_Written task 1_.
Transcribe the passage on mixing below, everything from "The shearing and" down to "to take place.".
_Written task 2_.
Restate word for word the rows below, everything from the first row down to the row containing "brand-name: EduMinix Reference".

_Selection_.

The shearing and splitting that arises from the traversing of the grooves and lands of the two surfaces over one another, separates small elements of the material from one another to enhance the mixing that arises from the distribution of the material in larger bulk within the grooves. It is possible to determine the proportions of shear, split and distributive mixing that occur to achieve the desired mix, by suitable choice of the grooving. For example, by narrowing the grooves the proportion of shear mixing can be increased, whereas the proportion of split mixing can be increased by increasing the number of grooves. The proportion of distributive mixing can be increased by increasing the space within the grooves for turbulence of the material to take place.

[10]

Shear mixing is of especial advantage in relation to the achievement of mechanochemical processing by which breakdown of the material at molecular level takes place. Thus, according to another feature of the present invention there is provided a method of mixing material wherein the material is subjected to shear between relatively moving surfaces to cause mechanochemical reactions within the material breaking down its molecular structure. Mechanochemical processing of this nature has wide application, but is of especial advantage in the reclaim of rubber from used products; notably vehicle tyres and the vulcanised rubber scrap that arises during tyre manufacture. More particularly, the crosslinked chains of the molecular structure of the used rubber can be broken down sufficiently in this way to solubilise it so that it will go into solution with raw rubber or solvents used in rubber production.

_Supplied data_.

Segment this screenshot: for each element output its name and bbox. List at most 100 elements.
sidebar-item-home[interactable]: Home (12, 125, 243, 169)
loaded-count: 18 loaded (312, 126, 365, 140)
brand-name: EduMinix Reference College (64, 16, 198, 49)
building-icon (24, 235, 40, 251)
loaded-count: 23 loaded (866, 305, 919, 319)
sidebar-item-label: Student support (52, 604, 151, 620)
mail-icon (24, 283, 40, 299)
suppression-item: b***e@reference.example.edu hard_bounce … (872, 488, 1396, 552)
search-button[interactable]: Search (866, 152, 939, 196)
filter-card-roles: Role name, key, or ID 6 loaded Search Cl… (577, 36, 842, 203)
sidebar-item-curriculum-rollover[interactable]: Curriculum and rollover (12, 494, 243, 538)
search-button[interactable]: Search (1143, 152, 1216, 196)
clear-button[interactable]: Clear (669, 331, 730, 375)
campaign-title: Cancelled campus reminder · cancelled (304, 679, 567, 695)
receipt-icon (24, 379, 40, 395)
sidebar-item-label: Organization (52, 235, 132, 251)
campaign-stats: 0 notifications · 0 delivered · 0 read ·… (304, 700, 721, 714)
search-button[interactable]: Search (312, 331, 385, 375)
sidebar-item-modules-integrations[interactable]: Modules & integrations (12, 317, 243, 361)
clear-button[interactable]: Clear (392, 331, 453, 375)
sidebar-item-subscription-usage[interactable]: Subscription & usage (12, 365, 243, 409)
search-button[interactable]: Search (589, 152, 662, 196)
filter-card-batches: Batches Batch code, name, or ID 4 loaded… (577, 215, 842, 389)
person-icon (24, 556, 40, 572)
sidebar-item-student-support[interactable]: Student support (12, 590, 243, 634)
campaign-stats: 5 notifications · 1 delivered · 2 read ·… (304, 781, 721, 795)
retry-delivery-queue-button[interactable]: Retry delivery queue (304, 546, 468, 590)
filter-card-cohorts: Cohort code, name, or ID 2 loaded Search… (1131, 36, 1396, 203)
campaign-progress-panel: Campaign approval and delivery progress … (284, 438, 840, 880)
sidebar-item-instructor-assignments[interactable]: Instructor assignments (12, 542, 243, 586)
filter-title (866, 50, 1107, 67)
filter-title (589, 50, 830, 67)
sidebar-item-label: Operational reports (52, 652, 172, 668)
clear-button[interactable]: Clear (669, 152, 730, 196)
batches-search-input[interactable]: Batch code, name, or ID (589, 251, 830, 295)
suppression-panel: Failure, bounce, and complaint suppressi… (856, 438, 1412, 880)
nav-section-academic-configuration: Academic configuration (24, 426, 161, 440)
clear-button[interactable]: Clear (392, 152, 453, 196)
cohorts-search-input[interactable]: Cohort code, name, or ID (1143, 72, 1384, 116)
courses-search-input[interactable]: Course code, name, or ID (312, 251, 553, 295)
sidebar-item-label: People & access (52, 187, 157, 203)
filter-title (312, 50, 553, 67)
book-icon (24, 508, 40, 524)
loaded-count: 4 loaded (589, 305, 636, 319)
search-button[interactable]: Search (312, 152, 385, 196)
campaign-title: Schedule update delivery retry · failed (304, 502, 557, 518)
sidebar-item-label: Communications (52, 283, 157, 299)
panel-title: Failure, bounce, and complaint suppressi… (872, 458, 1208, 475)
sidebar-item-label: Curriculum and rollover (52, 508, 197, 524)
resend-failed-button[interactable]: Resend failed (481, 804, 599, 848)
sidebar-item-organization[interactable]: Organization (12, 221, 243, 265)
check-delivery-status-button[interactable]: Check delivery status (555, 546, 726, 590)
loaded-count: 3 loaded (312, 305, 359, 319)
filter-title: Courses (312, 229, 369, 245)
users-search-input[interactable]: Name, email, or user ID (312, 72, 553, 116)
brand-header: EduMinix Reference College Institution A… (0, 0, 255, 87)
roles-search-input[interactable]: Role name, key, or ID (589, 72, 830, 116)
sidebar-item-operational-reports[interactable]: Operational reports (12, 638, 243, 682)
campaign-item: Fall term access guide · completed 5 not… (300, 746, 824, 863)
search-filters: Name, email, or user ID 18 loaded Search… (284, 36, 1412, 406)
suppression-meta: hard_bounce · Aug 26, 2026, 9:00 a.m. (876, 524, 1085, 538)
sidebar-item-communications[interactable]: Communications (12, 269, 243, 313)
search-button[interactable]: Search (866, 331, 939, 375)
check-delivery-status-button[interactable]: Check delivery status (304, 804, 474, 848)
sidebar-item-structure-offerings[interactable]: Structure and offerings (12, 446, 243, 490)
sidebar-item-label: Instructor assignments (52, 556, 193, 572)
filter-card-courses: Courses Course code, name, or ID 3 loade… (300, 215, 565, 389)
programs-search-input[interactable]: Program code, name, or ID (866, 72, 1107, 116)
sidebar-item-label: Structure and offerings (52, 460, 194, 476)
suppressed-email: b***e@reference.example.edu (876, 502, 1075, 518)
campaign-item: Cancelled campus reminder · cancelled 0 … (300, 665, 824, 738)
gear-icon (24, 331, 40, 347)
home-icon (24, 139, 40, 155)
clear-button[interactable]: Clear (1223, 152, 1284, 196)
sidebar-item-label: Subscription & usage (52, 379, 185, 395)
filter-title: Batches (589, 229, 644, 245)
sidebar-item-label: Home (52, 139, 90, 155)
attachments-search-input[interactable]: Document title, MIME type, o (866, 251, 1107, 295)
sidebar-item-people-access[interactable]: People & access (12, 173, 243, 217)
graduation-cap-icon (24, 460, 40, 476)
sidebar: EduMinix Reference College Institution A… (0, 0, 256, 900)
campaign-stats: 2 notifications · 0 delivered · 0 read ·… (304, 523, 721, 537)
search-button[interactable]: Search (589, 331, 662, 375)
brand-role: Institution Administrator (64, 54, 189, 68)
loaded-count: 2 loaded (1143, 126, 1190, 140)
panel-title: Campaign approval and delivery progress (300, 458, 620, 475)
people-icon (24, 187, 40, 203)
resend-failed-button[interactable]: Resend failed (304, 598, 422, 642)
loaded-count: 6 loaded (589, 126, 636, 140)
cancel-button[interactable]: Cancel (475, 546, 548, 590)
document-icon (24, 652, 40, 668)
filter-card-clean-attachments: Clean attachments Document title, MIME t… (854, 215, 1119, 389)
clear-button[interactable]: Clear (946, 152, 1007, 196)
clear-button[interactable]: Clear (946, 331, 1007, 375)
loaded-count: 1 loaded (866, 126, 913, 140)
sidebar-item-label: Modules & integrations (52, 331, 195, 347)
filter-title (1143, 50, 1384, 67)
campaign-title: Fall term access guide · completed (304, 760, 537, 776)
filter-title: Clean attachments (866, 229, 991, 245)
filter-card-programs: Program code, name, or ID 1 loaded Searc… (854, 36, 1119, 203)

_Expected output 1_.
The shearing and splitting that arises from the traversing of the grooves and lands of the two surfaces over one another, separates small elements of the material from one another to enhance the mixing that arises from the distribution of the material in larger bulk within the grooves. It is possible to determine the proportions of shear, split and distributive mixing that occur to achieve the desired mix, by suitable choice of the grooving. For example, by narrowing the grooves the proportion of shear mixing can be increased, whereas the proportion of split mixing can be increased by increasing the number of grooves. The proportion of distributive mixing can be increased by increasing the space within the grooves for turbulence of the material to take place.

_Expected output 2_.
Segment this screenshot: for each element output its name and bbox. List at most 100 elements.
sidebar-item-home[interactable]: Home (12, 125, 243, 169)
loaded-count: 18 loaded (312, 126, 365, 140)
brand-name: EduMinix Reference College (64, 16, 198, 49)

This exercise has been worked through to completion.